■ Supplied data
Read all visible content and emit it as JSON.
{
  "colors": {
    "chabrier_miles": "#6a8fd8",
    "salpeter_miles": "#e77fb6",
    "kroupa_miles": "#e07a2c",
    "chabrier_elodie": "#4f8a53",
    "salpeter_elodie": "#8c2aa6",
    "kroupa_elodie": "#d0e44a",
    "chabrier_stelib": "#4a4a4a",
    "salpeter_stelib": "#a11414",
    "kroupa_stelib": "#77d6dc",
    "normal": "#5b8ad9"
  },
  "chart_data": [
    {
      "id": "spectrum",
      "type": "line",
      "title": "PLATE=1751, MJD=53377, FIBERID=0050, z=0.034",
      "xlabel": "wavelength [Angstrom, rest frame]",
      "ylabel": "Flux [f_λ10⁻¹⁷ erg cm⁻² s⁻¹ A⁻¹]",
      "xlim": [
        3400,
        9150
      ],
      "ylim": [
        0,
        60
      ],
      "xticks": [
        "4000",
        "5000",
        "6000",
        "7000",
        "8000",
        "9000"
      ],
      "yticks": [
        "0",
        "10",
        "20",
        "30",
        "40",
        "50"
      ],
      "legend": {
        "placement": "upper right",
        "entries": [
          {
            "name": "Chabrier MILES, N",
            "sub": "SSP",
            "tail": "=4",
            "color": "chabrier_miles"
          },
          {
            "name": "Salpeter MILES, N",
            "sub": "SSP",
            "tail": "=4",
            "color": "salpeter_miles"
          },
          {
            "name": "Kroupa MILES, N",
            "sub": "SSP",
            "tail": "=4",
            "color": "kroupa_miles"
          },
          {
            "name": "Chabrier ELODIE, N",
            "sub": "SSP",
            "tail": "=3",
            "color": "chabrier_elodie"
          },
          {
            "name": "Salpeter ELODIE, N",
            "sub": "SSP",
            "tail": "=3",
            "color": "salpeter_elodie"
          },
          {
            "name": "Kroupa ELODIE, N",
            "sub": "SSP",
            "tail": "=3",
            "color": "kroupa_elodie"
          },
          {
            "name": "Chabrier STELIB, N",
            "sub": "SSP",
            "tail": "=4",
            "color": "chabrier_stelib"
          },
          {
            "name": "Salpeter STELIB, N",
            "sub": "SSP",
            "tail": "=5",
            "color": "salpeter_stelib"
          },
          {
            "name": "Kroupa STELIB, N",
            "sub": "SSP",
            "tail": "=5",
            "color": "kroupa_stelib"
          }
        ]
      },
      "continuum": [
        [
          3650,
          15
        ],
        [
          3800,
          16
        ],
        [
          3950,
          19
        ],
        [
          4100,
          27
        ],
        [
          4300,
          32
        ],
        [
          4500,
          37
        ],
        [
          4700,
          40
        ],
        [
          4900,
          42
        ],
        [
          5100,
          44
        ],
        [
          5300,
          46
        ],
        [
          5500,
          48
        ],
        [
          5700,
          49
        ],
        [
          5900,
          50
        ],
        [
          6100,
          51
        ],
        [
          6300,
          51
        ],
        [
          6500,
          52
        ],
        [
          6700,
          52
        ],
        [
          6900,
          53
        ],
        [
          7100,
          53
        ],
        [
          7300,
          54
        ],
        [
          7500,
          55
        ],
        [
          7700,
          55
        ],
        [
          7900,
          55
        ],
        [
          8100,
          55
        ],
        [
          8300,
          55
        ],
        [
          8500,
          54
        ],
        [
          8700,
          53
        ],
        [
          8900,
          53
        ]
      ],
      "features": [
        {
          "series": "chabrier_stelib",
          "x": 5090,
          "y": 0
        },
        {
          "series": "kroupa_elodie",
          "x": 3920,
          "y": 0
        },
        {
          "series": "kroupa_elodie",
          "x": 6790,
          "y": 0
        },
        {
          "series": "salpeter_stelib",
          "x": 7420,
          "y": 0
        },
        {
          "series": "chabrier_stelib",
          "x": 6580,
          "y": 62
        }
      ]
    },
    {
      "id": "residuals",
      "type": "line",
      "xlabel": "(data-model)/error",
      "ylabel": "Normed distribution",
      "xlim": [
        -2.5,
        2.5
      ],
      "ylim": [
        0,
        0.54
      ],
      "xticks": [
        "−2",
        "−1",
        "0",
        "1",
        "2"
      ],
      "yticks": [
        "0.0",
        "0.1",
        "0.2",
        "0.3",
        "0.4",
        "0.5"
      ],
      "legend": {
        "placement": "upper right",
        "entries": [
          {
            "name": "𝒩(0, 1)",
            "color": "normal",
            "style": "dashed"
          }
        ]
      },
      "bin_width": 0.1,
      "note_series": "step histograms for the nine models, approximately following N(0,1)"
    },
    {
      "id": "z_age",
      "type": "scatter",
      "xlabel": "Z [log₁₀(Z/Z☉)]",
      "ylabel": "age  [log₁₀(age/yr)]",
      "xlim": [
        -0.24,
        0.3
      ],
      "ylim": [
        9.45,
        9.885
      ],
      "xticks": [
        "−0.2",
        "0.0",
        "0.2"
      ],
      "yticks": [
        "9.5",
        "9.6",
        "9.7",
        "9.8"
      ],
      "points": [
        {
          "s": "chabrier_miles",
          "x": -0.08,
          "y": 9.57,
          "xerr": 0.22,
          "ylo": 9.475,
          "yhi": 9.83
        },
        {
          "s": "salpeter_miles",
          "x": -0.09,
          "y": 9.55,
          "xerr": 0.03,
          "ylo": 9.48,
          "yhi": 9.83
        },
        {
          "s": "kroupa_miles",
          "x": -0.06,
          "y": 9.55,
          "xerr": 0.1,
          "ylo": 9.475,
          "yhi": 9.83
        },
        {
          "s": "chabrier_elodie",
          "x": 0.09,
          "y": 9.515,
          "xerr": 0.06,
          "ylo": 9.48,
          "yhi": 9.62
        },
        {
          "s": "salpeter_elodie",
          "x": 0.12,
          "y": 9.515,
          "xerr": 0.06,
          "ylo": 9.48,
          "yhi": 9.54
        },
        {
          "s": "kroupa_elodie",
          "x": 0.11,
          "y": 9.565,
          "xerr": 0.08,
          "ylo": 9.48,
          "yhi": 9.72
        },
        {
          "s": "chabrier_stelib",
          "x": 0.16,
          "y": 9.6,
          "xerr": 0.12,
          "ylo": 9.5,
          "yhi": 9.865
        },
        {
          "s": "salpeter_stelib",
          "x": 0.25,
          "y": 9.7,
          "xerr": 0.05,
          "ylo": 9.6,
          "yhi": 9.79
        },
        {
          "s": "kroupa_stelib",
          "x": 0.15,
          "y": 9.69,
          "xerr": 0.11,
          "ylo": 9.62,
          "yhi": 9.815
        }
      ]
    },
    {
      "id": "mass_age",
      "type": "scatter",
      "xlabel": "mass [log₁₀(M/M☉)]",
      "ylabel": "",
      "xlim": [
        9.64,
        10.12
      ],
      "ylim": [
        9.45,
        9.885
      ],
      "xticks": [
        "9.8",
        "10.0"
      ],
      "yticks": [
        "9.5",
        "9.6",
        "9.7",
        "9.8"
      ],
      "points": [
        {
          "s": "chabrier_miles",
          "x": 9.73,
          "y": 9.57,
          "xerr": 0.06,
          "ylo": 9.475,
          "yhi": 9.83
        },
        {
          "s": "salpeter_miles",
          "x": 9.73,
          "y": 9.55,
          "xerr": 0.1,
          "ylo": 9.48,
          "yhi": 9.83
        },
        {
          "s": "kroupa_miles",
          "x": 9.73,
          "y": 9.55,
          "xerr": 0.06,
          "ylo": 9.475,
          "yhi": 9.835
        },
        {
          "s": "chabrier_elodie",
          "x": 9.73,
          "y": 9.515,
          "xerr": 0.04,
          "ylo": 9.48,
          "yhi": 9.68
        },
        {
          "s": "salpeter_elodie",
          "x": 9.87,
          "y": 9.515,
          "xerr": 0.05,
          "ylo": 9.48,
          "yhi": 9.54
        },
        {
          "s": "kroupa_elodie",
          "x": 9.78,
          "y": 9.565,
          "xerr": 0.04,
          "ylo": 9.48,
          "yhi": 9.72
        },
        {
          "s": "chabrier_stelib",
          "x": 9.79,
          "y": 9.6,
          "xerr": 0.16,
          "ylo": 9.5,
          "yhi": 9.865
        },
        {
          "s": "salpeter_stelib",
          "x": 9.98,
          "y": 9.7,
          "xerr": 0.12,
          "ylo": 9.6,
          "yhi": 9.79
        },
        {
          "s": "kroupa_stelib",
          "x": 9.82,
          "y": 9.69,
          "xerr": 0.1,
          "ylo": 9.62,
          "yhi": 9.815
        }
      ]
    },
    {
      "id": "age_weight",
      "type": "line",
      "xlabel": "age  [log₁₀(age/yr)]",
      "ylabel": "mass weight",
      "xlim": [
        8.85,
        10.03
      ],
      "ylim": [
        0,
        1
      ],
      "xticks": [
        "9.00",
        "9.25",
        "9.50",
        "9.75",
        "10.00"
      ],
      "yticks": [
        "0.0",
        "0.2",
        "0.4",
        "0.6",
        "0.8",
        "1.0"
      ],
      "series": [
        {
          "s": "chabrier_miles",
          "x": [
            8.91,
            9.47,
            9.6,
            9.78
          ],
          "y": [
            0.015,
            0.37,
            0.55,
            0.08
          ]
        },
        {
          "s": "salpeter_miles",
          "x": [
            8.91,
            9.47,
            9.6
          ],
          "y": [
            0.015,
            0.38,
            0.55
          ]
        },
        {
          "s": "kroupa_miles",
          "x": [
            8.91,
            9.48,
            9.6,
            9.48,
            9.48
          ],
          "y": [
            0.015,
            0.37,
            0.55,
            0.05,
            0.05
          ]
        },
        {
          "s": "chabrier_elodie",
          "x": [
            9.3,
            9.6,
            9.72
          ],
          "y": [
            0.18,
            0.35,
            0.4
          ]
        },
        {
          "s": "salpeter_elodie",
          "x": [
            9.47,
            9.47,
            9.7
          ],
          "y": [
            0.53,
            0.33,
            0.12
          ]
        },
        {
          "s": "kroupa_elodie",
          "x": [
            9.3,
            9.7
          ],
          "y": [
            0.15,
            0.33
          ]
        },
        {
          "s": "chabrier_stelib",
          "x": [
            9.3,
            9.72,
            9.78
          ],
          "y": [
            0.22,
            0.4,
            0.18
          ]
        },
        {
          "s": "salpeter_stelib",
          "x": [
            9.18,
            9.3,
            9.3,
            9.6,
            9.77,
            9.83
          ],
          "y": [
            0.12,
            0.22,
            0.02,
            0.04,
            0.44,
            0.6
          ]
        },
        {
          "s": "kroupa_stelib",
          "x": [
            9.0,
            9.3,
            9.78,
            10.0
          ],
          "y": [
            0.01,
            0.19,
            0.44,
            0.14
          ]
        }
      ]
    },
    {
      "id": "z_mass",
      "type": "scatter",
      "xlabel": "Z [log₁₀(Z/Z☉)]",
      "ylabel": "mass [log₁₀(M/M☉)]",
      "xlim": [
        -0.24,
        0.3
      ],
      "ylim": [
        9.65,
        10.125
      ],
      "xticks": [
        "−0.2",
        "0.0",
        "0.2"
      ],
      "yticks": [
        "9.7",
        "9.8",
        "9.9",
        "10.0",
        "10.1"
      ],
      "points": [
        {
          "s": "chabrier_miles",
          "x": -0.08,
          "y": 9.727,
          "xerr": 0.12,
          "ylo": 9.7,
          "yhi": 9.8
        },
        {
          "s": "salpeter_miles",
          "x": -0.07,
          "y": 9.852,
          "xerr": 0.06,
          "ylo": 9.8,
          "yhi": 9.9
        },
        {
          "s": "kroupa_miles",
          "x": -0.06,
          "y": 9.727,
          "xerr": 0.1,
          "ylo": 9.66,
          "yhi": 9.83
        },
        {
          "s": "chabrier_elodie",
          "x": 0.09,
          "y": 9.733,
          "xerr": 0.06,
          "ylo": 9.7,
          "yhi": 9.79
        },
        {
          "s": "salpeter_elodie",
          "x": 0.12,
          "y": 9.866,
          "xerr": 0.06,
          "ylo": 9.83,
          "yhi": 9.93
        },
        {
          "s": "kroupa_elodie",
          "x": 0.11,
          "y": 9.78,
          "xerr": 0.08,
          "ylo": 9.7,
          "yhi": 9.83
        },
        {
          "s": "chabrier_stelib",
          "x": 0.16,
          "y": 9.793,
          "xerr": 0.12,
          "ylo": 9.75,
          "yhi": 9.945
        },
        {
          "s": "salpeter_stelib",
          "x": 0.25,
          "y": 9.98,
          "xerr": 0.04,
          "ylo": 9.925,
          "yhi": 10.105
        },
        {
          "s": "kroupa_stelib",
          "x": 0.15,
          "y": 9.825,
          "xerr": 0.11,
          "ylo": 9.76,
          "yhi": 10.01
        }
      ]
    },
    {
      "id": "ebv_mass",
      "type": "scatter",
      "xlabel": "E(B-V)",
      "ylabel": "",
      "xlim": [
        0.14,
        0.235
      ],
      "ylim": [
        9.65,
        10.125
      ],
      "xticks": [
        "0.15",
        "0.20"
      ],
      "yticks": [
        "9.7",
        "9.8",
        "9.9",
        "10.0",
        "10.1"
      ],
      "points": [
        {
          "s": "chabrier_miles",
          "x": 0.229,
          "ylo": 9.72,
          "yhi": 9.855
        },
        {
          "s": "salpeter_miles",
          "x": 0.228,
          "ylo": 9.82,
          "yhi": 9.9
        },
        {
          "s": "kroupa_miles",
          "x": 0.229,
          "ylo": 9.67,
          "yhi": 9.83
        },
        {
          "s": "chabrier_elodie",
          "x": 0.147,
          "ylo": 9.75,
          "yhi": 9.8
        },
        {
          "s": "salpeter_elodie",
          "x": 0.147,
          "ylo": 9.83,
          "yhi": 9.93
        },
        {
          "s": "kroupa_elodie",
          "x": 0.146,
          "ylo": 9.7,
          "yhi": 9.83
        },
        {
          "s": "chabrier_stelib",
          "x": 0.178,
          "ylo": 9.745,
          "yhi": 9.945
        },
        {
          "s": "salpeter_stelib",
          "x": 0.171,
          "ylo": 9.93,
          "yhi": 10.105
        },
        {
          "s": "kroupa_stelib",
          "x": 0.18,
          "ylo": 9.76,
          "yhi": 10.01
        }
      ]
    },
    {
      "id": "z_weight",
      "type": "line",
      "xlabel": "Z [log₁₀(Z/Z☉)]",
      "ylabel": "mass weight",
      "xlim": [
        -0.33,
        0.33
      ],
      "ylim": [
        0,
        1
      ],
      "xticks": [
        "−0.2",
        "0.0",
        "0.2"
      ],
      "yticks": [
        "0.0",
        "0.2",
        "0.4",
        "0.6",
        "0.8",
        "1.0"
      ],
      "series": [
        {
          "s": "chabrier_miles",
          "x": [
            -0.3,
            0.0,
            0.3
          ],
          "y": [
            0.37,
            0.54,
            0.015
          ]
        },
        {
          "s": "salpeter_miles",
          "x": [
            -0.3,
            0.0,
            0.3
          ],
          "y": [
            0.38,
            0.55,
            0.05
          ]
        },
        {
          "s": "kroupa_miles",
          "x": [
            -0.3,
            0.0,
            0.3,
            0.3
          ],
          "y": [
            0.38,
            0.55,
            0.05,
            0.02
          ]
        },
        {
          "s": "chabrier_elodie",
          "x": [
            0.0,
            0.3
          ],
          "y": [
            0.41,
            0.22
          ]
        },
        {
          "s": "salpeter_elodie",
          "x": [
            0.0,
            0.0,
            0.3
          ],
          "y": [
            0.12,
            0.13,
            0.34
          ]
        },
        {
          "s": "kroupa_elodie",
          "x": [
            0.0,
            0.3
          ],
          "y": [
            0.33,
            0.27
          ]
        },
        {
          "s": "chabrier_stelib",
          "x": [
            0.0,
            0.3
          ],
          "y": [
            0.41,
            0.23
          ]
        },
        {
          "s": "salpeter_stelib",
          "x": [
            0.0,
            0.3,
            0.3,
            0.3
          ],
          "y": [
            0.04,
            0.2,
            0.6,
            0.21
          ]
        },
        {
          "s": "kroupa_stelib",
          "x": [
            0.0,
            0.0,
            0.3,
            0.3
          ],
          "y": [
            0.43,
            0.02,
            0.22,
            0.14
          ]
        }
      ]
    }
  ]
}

■ What to work on
Write out every line from the entries where "name" appears.

■ Task output
            "name": "Chabrier MILES, N",
            "name": "Salpeter MILES, N",
            "name": "Kroupa MILES, N",
            "name": "Chabrier ELODIE, N",
            "name": "Salpeter ELODIE, N",
            "name": "Kroupa ELODIE, N",
            "name": "Chabrier STELIB, N",
            "name": "Salpeter STELIB, N",
            "name": "Kroupa STELIB, N",
            "name": "𝒩(0, 1)",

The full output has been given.